Saved data entries
<<<<

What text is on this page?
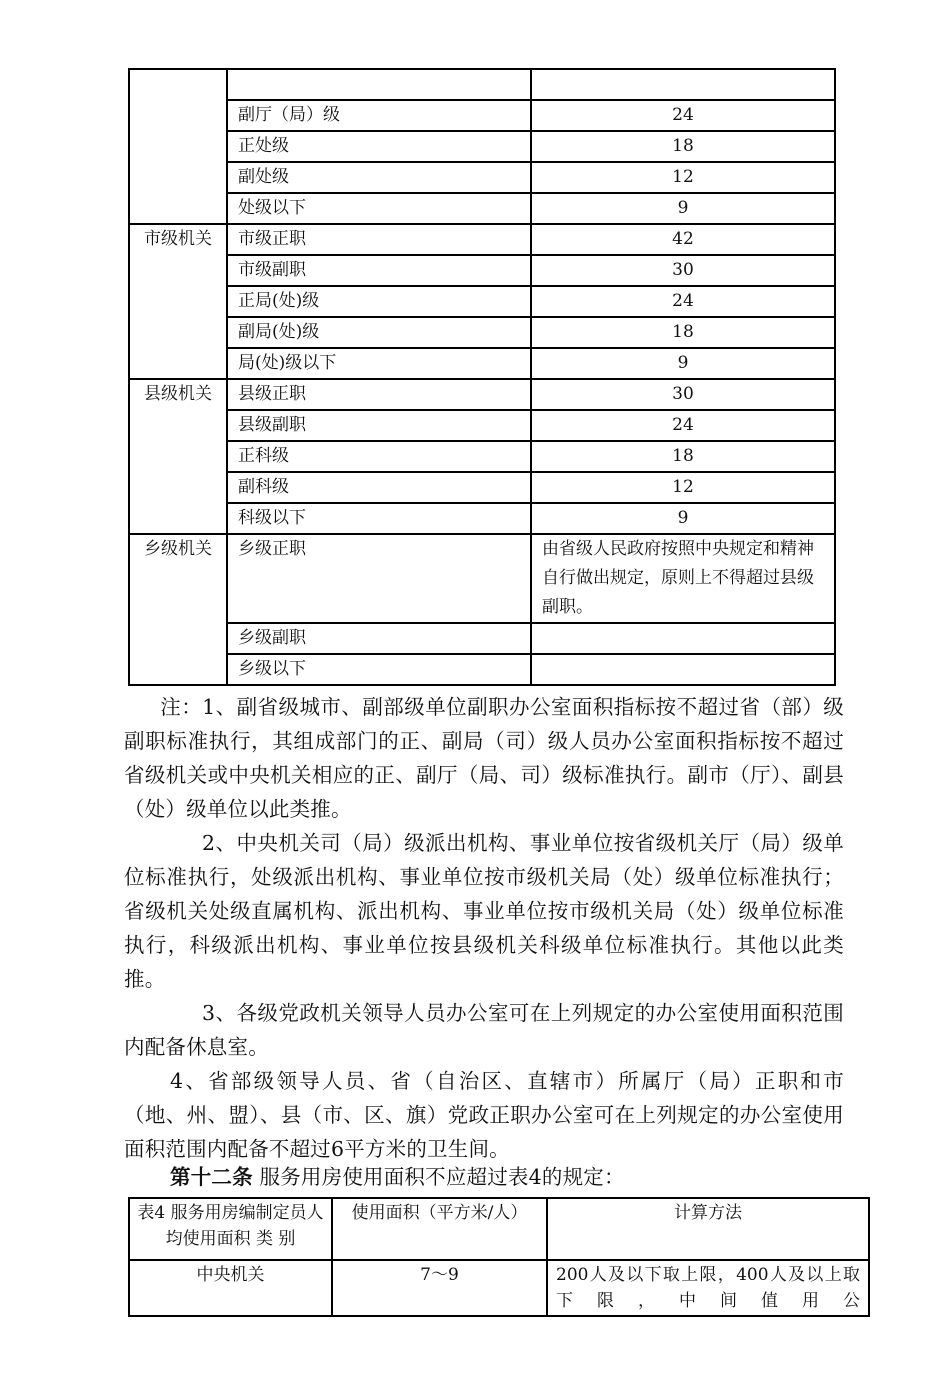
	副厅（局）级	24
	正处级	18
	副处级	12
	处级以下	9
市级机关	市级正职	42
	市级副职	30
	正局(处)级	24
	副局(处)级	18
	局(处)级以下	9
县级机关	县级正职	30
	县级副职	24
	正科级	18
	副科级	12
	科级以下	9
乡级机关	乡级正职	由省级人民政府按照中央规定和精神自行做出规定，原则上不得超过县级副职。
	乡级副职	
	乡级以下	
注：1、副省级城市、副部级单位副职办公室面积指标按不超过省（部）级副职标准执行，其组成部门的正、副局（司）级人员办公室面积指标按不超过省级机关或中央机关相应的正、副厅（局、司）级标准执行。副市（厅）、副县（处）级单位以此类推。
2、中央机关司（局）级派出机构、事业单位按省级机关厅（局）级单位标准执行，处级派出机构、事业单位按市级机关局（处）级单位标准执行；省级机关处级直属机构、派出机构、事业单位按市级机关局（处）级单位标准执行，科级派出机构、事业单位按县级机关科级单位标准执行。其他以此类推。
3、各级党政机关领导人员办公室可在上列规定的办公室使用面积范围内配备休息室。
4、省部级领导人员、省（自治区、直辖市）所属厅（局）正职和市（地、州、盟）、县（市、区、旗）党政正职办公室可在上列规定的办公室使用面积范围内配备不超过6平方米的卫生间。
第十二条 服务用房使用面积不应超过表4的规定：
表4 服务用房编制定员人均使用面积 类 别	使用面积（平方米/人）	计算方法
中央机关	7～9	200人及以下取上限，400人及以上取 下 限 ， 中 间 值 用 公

>>>>
<<<<

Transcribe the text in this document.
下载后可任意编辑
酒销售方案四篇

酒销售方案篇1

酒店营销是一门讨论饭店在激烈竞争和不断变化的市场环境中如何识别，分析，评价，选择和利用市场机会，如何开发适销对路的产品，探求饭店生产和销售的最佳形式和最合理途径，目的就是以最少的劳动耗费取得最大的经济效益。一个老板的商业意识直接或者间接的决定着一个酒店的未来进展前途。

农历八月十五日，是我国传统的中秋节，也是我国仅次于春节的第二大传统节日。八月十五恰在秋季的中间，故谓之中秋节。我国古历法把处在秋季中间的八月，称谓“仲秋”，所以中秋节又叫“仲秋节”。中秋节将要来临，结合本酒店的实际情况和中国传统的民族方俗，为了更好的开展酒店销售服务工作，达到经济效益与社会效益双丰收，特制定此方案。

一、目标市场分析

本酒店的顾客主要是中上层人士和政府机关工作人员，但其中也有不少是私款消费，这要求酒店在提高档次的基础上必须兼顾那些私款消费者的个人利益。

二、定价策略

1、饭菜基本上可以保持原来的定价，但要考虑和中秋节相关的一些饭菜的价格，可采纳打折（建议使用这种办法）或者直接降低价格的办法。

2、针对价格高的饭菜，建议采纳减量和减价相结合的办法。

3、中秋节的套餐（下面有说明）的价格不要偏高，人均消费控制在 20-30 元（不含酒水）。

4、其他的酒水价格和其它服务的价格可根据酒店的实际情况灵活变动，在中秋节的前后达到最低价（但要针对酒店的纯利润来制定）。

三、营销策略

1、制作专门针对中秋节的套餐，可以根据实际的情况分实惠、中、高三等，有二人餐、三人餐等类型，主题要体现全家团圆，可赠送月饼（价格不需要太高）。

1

>>>>

#### Given exercise:
Check each line above for the string "this" and show the ones that have it.

#### Exercise answer:
What text is on this page?
Transcribe the text in this document.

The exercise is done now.